To do:
Without the pictures, output the records below word for word.

------------

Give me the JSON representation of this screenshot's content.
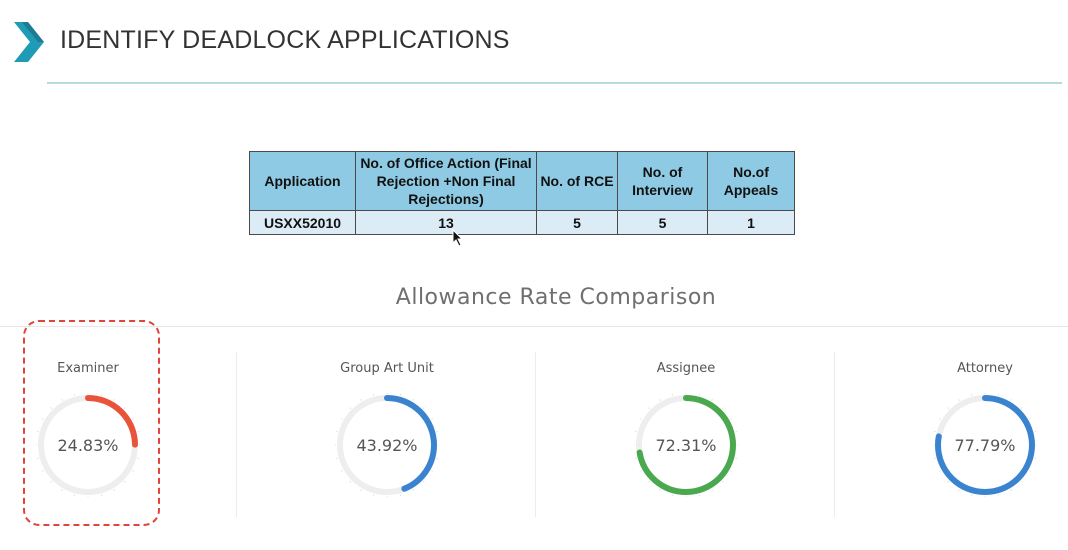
{
  "header": {
    "title": "IDENTIFY DEADLOCK APPLICATIONS"
  },
  "application_table": {
    "columns": [
      "Application",
      "No. of Office Action (Final Rejection +Non Final Rejections)",
      "No. of RCE",
      "No. of Interview",
      "No.of Appeals"
    ],
    "rows": [
      [
        "USXX52010",
        "13",
        "5",
        "5",
        "1"
      ]
    ]
  },
  "allowance": {
    "title": "Allowance Rate Comparison",
    "gauges": [
      {
        "label": "Examiner",
        "value_text": "24.83%",
        "value": 24.83,
        "color": "#e8533a"
      },
      {
        "label": "Group Art Unit",
        "value_text": "43.92%",
        "value": 43.92,
        "color": "#3a84cf"
      },
      {
        "label": "Assignee",
        "value_text": "72.31%",
        "value": 72.31,
        "color": "#4aa84e"
      },
      {
        "label": "Attorney",
        "value_text": "77.79%",
        "value": 77.79,
        "color": "#3a84cf"
      }
    ]
  },
  "colors": {
    "accent_teal": "#1f9bb5",
    "accent_dark": "#1d5f7a",
    "table_header": "#8ecae3",
    "highlight": "#e0443a"
  }
}
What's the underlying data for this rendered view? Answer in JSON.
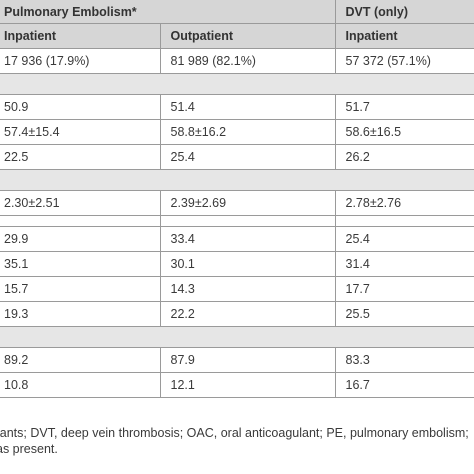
{
  "header": {
    "group_pe": "Pulmonary Embolism*",
    "group_dvt": "DVT (only)",
    "col_pe_inpatient": "Inpatient",
    "col_pe_outpatient": "Outpatient",
    "col_dvt_inpatient": "Inpatient"
  },
  "rows": [
    [
      "17 936 (17.9%)",
      "81 989 (82.1%)",
      "57 372 (57.1%)"
    ],
    [
      "50.9",
      "51.4",
      "51.7"
    ],
    [
      "57.4±15.4",
      "58.8±16.2",
      "58.6±16.5"
    ],
    [
      "22.5",
      "25.4",
      "26.2"
    ],
    [
      "2.30±2.51",
      "2.39±2.69",
      "2.78±2.76"
    ],
    [
      "29.9",
      "33.4",
      "25.4"
    ],
    [
      "35.1",
      "30.1",
      "31.4"
    ],
    [
      "15.7",
      "14.3",
      "17.7"
    ],
    [
      "19.3",
      "22.2",
      "25.5"
    ],
    [
      "89.2",
      "87.9",
      "83.3"
    ],
    [
      "10.8",
      "12.1",
      "16.7"
    ]
  ],
  "footnote": {
    "line1": "lants; DVT, deep vein thrombosis; OAC, oral anticoagulant; PE, pulmonary embolism;",
    "line2": "as present."
  }
}
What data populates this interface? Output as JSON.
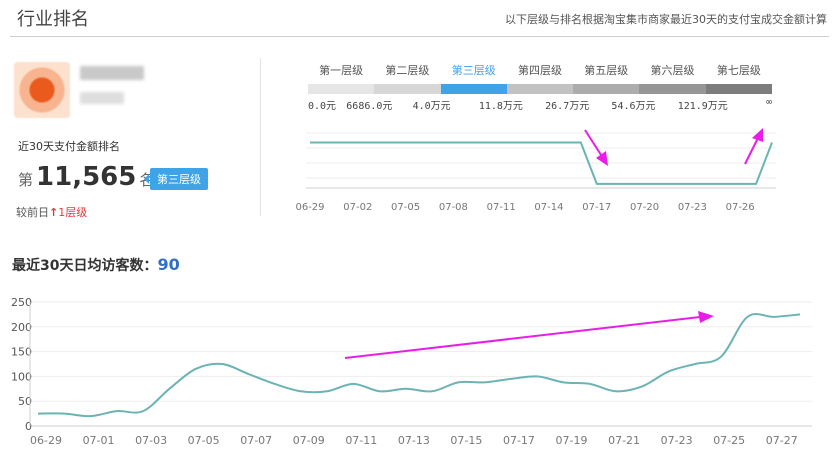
{
  "header": {
    "title": "行业排名",
    "note": "以下层级与排名根据淘宝集市商家最近30天的支付宝成交金额计算"
  },
  "rank": {
    "label": "近30天支付金额排名",
    "prefix": "第",
    "value": "11,565",
    "suffix": "名",
    "tier_badge": "第三层级",
    "compare_prefix": "较前日",
    "compare_arrow": "↑",
    "compare_value": "1层级"
  },
  "tiers": [
    {
      "label": "第一层级",
      "color": "#e6e6e6",
      "active": false
    },
    {
      "label": "第二层级",
      "color": "#d7d7d7",
      "active": false
    },
    {
      "label": "第三层级",
      "color": "#3fa3e8",
      "active": true
    },
    {
      "label": "第四层级",
      "color": "#c2c2c2",
      "active": false
    },
    {
      "label": "第五层级",
      "color": "#acacac",
      "active": false
    },
    {
      "label": "第六层级",
      "color": "#969696",
      "active": false
    },
    {
      "label": "第七层级",
      "color": "#7d7d7d",
      "active": false
    }
  ],
  "thresholds": [
    "0.0元",
    "6686.0元",
    "4.0万元",
    "11.8万元",
    "26.7万元",
    "54.6万元",
    "121.9万元",
    "∞"
  ],
  "visitors": {
    "label": "最近30天日均访客数：",
    "value": "90"
  },
  "colors": {
    "line": "#6cb3b3",
    "arrow": "#e81ee8",
    "accent": "#3fa3e8"
  },
  "chart_data": [
    {
      "type": "line",
      "x": [
        "06-29",
        "06-30",
        "07-01",
        "07-02",
        "07-03",
        "07-04",
        "07-05",
        "07-06",
        "07-07",
        "07-08",
        "07-09",
        "07-10",
        "07-11",
        "07-12",
        "07-13",
        "07-14",
        "07-15",
        "07-16",
        "07-17",
        "07-18",
        "07-19",
        "07-20",
        "07-21",
        "07-22",
        "07-23",
        "07-24",
        "07-25",
        "07-26",
        "07-27",
        "07-28"
      ],
      "xticks": [
        "06-29",
        "07-02",
        "07-05",
        "07-08",
        "07-11",
        "07-14",
        "07-17",
        "07-20",
        "07-23",
        "07-26"
      ],
      "values": [
        3,
        3,
        3,
        3,
        3,
        3,
        3,
        3,
        3,
        3,
        3,
        3,
        3,
        3,
        3,
        3,
        3,
        3,
        4,
        4,
        4,
        4,
        4,
        4,
        4,
        4,
        4,
        4,
        4,
        3
      ],
      "y_inverted": true,
      "grid": true
    },
    {
      "type": "line",
      "x": [
        "06-29",
        "06-30",
        "07-01",
        "07-02",
        "07-03",
        "07-04",
        "07-05",
        "07-06",
        "07-07",
        "07-08",
        "07-09",
        "07-10",
        "07-11",
        "07-12",
        "07-13",
        "07-14",
        "07-15",
        "07-16",
        "07-17",
        "07-18",
        "07-19",
        "07-20",
        "07-21",
        "07-22",
        "07-23",
        "07-24",
        "07-25",
        "07-26",
        "07-27",
        "07-28"
      ],
      "xticks": [
        "06-29",
        "07-01",
        "07-03",
        "07-05",
        "07-07",
        "07-09",
        "07-11",
        "07-13",
        "07-15",
        "07-17",
        "07-19",
        "07-21",
        "07-23",
        "07-25",
        "07-27"
      ],
      "values": [
        25,
        25,
        20,
        30,
        30,
        75,
        115,
        125,
        105,
        85,
        70,
        70,
        85,
        70,
        75,
        70,
        88,
        88,
        95,
        100,
        88,
        85,
        70,
        80,
        110,
        125,
        140,
        220,
        220,
        225
      ],
      "ylim": [
        0,
        250
      ],
      "yticks": [
        0,
        50,
        100,
        150,
        200,
        250
      ],
      "grid": true
    }
  ]
}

------------

Response to the exercise:
Give me the JSON representation of this screenshot's content.
{
  "header": {
    "title": "IDENTIFY DEADLOCK APPLICATIONS"
  },
  "application_table": {
    "columns": [
      "Application",
      "No. of Office Action (Final Rejection +Non Final Rejections)",
      "No. of RCE",
      "No. of Interview",
      "No.of Appeals"
    ],
    "rows": [
      [
        "USXX52010",
        "13",
        "5",
        "5",
        "1"
      ]
    ]
  },
  "allowance": {
    "title": "Allowance Rate Comparison",
    "gauges": [
      {
        "label": "Examiner",
        "value_text": "24.83%",
        "value": 24.83,
        "color": "#e8533a"
      },
      {
        "label": "Group Art Unit",
        "value_text": "43.92%",
        "value": 43.92,
        "color": "#3a84cf"
      },
      {
        "label": "Assignee",
        "value_text": "72.31%",
        "value": 72.31,
        "color": "#4aa84e"
      },
      {
        "label": "Attorney",
        "value_text": "77.79%",
        "value": 77.79,
        "color": "#3a84cf"
      }
    ]
  },
  "colors": {
    "accent_teal": "#1f9bb5",
    "accent_dark": "#1d5f7a",
    "table_header": "#8ecae3",
    "highlight": "#e0443a"
  }
}
What's the underlying data for this rendered view? Answer in JSON.
{
  "header": {
    "group_pe": "Pulmonary Embolism*",
    "group_dvt": "DVT (only)",
    "col_pe_inpatient": "Inpatient",
    "col_pe_outpatient": "Outpatient",
    "col_dvt_inpatient": "Inpatient"
  },
  "rows": [
    [
      "17 936 (17.9%)",
      "81 989 (82.1%)",
      "57 372 (57.1%)"
    ],
    [
      "50.9",
      "51.4",
      "51.7"
    ],
    [
      "57.4±15.4",
      "58.8±16.2",
      "58.6±16.5"
    ],
    [
      "22.5",
      "25.4",
      "26.2"
    ],
    [
      "2.30±2.51",
      "2.39±2.69",
      "2.78±2.76"
    ],
    [
      "29.9",
      "33.4",
      "25.4"
    ],
    [
      "35.1",
      "30.1",
      "31.4"
    ],
    [
      "15.7",
      "14.3",
      "17.7"
    ],
    [
      "19.3",
      "22.2",
      "25.5"
    ],
    [
      "89.2",
      "87.9",
      "83.3"
    ],
    [
      "10.8",
      "12.1",
      "16.7"
    ]
  ],
  "footnote": {
    "line1": "lants; DVT, deep vein thrombosis; OAC, oral anticoagulant; PE, pulmonary embolism;",
    "line2": "as present."
  }
}
What data populates this interface? Output as JSON.
{
  "header": {
    "title": "行业排名",
    "note": "以下层级与排名根据淘宝集市商家最近30天的支付宝成交金额计算"
  },
  "rank": {
    "label": "近30天支付金额排名",
    "prefix": "第",
    "value": "11,565",
    "suffix": "名",
    "tier_badge": "第三层级",
    "compare_prefix": "较前日",
    "compare_arrow": "↑",
    "compare_value": "1层级"
  },
  "tiers": [
    {
      "label": "第一层级",
      "color": "#e6e6e6",
      "active": false
    },
    {
      "label": "第二层级",
      "color": "#d7d7d7",
      "active": false
    },
    {
      "label": "第三层级",
      "color": "#3fa3e8",
      "active": true
    },
    {
      "label": "第四层级",
      "color": "#c2c2c2",
      "active": false
    },
    {
      "label": "第五层级",
      "color": "#acacac",
      "active": false
    },
    {
      "label": "第六层级",
      "color": "#969696",
      "active": false
    },
    {
      "label": "第七层级",
      "color": "#7d7d7d",
      "active": false
    }
  ],
  "thresholds": [
    "0.0元",
    "6686.0元",
    "4.0万元",
    "11.8万元",
    "26.7万元",
    "54.6万元",
    "121.9万元",
    "∞"
  ],
  "visitors": {
    "label": "最近30天日均访客数：",
    "value": "90"
  },
  "colors": {
    "line": "#6cb3b3",
    "arrow": "#e81ee8",
    "accent": "#3fa3e8"
  },
  "chart_data": [
    {
      "type": "line",
      "x": [
        "06-29",
        "06-30",
        "07-01",
        "07-02",
        "07-03",
        "07-04",
        "07-05",
        "07-06",
        "07-07",
        "07-08",
        "07-09",
        "07-10",
        "07-11",
        "07-12",
        "07-13",
        "07-14",
        "07-15",
        "07-16",
        "07-17",
        "07-18",
        "07-19",
        "07-20",
        "07-21",
        "07-22",
        "07-23",
        "07-24",
        "07-25",
        "07-26",
        "07-27",
        "07-28"
      ],
      "xticks": [
        "06-29",
        "07-02",
        "07-05",
        "07-08",
        "07-11",
        "07-14",
        "07-17",
        "07-20",
        "07-23",
        "07-26"
      ],
      "values": [
        3,
        3,
        3,
        3,
        3,
        3,
        3,
        3,
        3,
        3,
        3,
        3,
        3,
        3,
        3,
        3,
        3,
        3,
        4,
        4,
        4,
        4,
        4,
        4,
        4,
        4,
        4,
        4,
        4,
        3
      ],
      "y_inverted": true,
      "grid": true
    },
    {
      "type": "line",
      "x": [
        "06-29",
        "06-30",
        "07-01",
        "07-02",
        "07-03",
        "07-04",
        "07-05",
        "07-06",
        "07-07",
        "07-08",
        "07-09",
        "07-10",
        "07-11",
        "07-12",
        "07-13",
        "07-14",
        "07-15",
        "07-16",
        "07-17",
        "07-18",
        "07-19",
        "07-20",
        "07-21",
        "07-22",
        "07-23",
        "07-24",
        "07-25",
        "07-26",
        "07-27",
        "07-28"
      ],
      "xticks": [
        "06-29",
        "07-01",
        "07-03",
        "07-05",
        "07-07",
        "07-09",
        "07-11",
        "07-13",
        "07-15",
        "07-17",
        "07-19",
        "07-21",
        "07-23",
        "07-25",
        "07-27"
      ],
      "values": [
        25,
        25,
        20,
        30,
        30,
        75,
        115,
        125,
        105,
        85,
        70,
        70,
        85,
        70,
        75,
        70,
        88,
        88,
        95,
        100,
        88,
        85,
        70,
        80,
        110,
        125,
        140,
        220,
        220,
        225
      ],
      "ylim": [
        0,
        250
      ],
      "yticks": [
        0,
        50,
        100,
        150,
        200,
        250
      ],
      "grid": true
    }
  ]
}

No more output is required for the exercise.